> **SHORT TASK**:
How many lines in these records hold the string "document"? Reply with the number alone.

[Data records]
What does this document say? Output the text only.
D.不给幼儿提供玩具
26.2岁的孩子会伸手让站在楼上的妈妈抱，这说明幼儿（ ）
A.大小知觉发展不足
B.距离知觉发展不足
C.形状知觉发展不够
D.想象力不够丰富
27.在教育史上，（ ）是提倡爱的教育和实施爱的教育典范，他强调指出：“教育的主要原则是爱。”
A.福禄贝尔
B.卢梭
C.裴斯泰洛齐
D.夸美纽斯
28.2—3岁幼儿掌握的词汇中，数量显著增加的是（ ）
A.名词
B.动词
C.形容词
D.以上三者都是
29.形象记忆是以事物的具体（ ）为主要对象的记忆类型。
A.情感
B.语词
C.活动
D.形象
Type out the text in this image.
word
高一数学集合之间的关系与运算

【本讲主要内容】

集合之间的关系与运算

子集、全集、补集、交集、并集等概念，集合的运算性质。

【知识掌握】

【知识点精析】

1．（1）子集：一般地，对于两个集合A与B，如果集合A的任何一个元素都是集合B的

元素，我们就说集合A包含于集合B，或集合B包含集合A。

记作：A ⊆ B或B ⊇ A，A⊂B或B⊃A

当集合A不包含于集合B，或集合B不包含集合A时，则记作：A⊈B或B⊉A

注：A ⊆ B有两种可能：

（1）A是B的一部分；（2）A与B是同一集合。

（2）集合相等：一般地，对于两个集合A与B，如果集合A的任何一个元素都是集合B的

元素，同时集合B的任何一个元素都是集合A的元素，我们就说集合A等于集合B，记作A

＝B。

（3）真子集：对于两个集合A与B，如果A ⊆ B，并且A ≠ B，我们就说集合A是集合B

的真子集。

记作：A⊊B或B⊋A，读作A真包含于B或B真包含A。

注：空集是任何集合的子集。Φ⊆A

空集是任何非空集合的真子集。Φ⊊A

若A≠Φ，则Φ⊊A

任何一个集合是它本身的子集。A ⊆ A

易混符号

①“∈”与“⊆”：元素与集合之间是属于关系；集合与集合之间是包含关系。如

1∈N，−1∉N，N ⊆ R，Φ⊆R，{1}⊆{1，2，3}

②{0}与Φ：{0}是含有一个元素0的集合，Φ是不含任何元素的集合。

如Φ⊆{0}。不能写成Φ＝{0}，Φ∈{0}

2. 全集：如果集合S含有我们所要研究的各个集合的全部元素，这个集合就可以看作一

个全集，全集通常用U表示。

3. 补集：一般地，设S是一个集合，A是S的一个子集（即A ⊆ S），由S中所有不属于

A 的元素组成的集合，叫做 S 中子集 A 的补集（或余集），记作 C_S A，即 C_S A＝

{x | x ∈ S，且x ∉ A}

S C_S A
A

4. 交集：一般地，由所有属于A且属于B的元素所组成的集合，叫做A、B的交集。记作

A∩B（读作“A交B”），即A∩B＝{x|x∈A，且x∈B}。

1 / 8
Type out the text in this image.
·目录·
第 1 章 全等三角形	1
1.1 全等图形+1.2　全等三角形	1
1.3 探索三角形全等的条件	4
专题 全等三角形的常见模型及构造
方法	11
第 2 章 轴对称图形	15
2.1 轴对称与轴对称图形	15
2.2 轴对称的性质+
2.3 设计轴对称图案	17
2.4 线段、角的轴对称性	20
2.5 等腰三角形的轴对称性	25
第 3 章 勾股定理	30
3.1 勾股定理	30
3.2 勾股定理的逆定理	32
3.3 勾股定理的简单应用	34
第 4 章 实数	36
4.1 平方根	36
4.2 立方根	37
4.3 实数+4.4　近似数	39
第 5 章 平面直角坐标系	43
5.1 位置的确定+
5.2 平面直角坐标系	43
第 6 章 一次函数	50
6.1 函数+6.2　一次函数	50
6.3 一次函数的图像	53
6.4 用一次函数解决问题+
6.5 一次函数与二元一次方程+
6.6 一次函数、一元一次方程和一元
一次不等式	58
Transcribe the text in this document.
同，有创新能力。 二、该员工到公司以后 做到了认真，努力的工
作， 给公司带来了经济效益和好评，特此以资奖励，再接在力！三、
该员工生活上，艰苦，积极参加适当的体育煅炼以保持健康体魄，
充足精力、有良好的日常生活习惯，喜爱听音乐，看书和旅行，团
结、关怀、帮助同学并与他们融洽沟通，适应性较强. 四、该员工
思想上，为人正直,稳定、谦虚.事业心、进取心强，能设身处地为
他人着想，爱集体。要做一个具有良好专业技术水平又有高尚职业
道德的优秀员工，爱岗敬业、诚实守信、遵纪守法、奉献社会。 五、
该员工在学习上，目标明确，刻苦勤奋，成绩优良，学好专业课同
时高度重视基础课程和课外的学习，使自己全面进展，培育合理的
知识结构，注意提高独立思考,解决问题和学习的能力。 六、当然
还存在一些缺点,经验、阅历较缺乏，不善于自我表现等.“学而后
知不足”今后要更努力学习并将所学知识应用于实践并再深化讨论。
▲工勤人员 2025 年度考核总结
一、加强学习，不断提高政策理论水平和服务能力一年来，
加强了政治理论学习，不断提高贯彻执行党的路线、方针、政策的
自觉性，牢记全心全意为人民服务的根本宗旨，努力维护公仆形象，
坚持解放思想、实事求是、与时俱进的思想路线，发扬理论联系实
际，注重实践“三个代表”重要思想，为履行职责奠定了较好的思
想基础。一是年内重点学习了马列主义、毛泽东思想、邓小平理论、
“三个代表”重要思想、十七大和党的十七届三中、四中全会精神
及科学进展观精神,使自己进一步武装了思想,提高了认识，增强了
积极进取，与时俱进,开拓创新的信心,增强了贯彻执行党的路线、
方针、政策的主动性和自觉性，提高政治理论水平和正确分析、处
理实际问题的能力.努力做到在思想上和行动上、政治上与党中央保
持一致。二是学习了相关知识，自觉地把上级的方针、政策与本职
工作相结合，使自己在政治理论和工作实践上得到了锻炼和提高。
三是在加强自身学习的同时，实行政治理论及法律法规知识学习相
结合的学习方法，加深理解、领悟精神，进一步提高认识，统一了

> **SOLUTION FOR THIS EXERCISE**:
2